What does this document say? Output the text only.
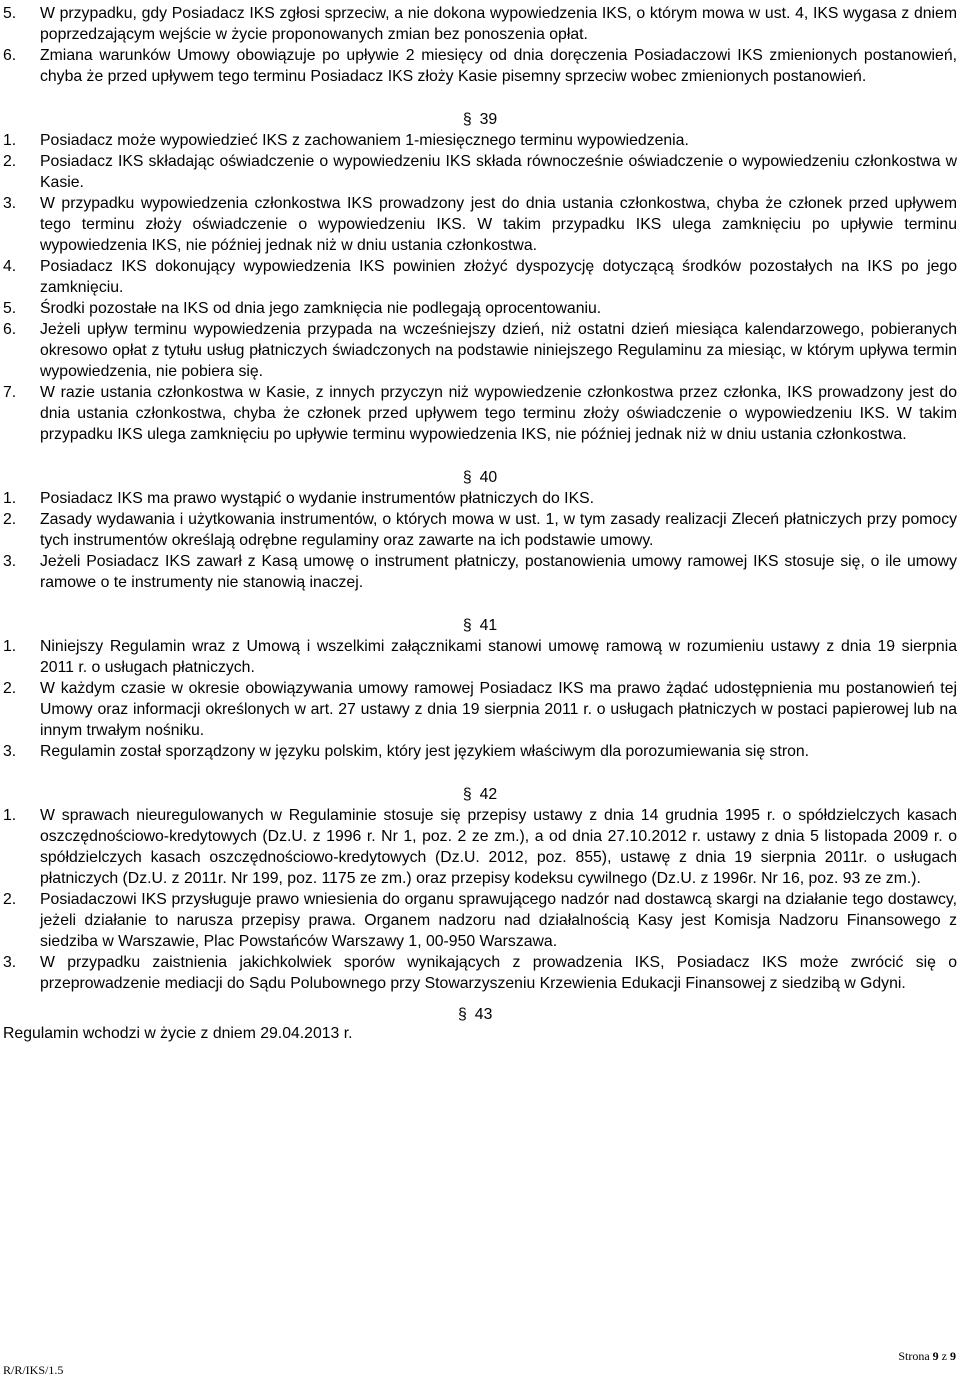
5.	W przypadku, gdy Posiadacz IKS zgłosi sprzeciw, a nie dokona wypowiedzenia IKS, o którym mowa w ust. 4, IKS wygasa z dniem poprzedzającym wejście w życie proponowanych zmian bez ponoszenia opłat.
6.	Zmiana warunków Umowy obowiązuje po upływie 2 miesięcy od dnia doręczenia Posiadaczowi IKS zmienionych postanowień, chyba że przed upływem tego terminu Posiadacz IKS złoży Kasie pisemny sprzeciw wobec zmienionych postanowień.
§ 39
1.	Posiadacz może wypowiedzieć IKS z zachowaniem 1-miesięcznego terminu wypowiedzenia.
2.	Posiadacz IKS składając oświadczenie o wypowiedzeniu IKS składa równocześnie oświadczenie o wypowiedzeniu członkostwa w Kasie.
3.	W przypadku wypowiedzenia członkostwa IKS prowadzony jest do dnia ustania członkostwa, chyba że członek przed upływem tego terminu złoży oświadczenie o wypowiedzeniu IKS. W takim przypadku IKS ulega zamknięciu po upływie terminu wypowiedzenia IKS, nie później jednak niż w dniu ustania członkostwa.
4.	Posiadacz IKS dokonujący wypowiedzenia IKS powinien złożyć dyspozycję dotyczącą środków pozostałych na IKS po jego zamknięciu.
5.	Środki pozostałe na IKS od dnia jego zamknięcia nie podlegają oprocentowaniu.
6.	Jeżeli upływ terminu wypowiedzenia przypada na wcześniejszy dzień, niż ostatni dzień miesiąca kalendarzowego, pobieranych okresowo opłat z tytułu usług płatniczych świadczonych na podstawie niniejszego Regulaminu za miesiąc, w którym upływa termin wypowiedzenia, nie pobiera się.
7.	W razie ustania członkostwa w Kasie, z innych przyczyn niż wypowiedzenie członkostwa przez członka, IKS prowadzony jest do dnia ustania członkostwa, chyba że członek przed upływem tego terminu złoży oświadczenie o wypowiedzeniu IKS. W takim przypadku IKS ulega zamknięciu po upływie terminu wypowiedzenia IKS, nie później jednak niż w dniu ustania członkostwa.
§ 40
1.	Posiadacz IKS ma prawo wystąpić o wydanie instrumentów płatniczych do IKS.
2.	Zasady wydawania i użytkowania instrumentów, o których mowa w ust. 1, w tym zasady realizacji Zleceń płatniczych przy pomocy tych instrumentów określają odrębne regulaminy oraz zawarte na ich podstawie umowy.
3.	Jeżeli Posiadacz IKS zawarł z Kasą umowę o instrument płatniczy, postanowienia umowy ramowej IKS stosuje się, o ile umowy ramowe o te instrumenty nie stanowią inaczej.
§ 41
1.	Niniejszy Regulamin wraz z Umową i wszelkimi załącznikami stanowi umowę ramową w rozumieniu ustawy z dnia 19 sierpnia 2011 r. o usługach płatniczych.
2.	W każdym czasie w okresie obowiązywania umowy ramowej Posiadacz IKS ma prawo żądać udostępnienia mu postanowień tej Umowy oraz informacji określonych w art. 27 ustawy z dnia 19 sierpnia 2011 r. o usługach płatniczych w postaci papierowej lub na innym trwałym nośniku.
3.	Regulamin został sporządzony w języku polskim, który jest językiem właściwym dla porozumiewania się stron.
§ 42
1.	W sprawach nieuregulowanych w Regulaminie stosuje się przepisy ustawy z dnia 14 grudnia 1995 r. o spółdzielczych kasach oszczędnościowo-kredytowych (Dz.U. z 1996 r. Nr 1, poz. 2 ze zm.), a od dnia 27.10.2012 r. ustawy z dnia 5 listopada 2009 r. o spółdzielczych kasach oszczędnościowo-kredytowych (Dz.U. 2012, poz. 855), ustawę z dnia 19 sierpnia 2011r. o usługach płatniczych (Dz.U. z 2011r. Nr 199, poz. 1175 ze zm.) oraz przepisy kodeksu cywilnego (Dz.U. z 1996r. Nr 16, poz. 93 ze zm.).
2.	Posiadaczowi IKS przysługuje prawo wniesienia do organu sprawującego nadzór nad dostawcą skargi na działanie tego dostawcy, jeżeli działanie to narusza przepisy prawa. Organem nadzoru nad działalnością Kasy jest Komisja Nadzoru Finansowego z siedziba w Warszawie, Plac Powstańców Warszawy 1, 00-950 Warszawa.
3.	W przypadku zaistnienia jakichkolwiek sporów wynikających z prowadzenia IKS, Posiadacz IKS może zwrócić się o przeprowadzenie mediacji do Sądu Polubownego przy Stowarzyszeniu Krzewienia Edukacji Finansowej z siedzibą w Gdyni.
§ 43
Regulamin wchodzi w życie z dniem 29.04.2013 r.
R/R/IKS/1.5
Strona 9 z 9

################

§ **TASK TO COMPLETE**:
From the data above, copy out every line with the string "życie" in it.

§ **SOLUTION**:
5.	W przypadku, gdy Posiadacz IKS zgłosi sprzeciw, a nie dokona wypowiedzenia IKS, o którym mowa w ust. 4, IKS wygasa z dniem poprzedzającym wejście w życie proponowanych zmian bez ponoszenia opłat.
Regulamin wchodzi w życie z dniem 29.04.2013 r.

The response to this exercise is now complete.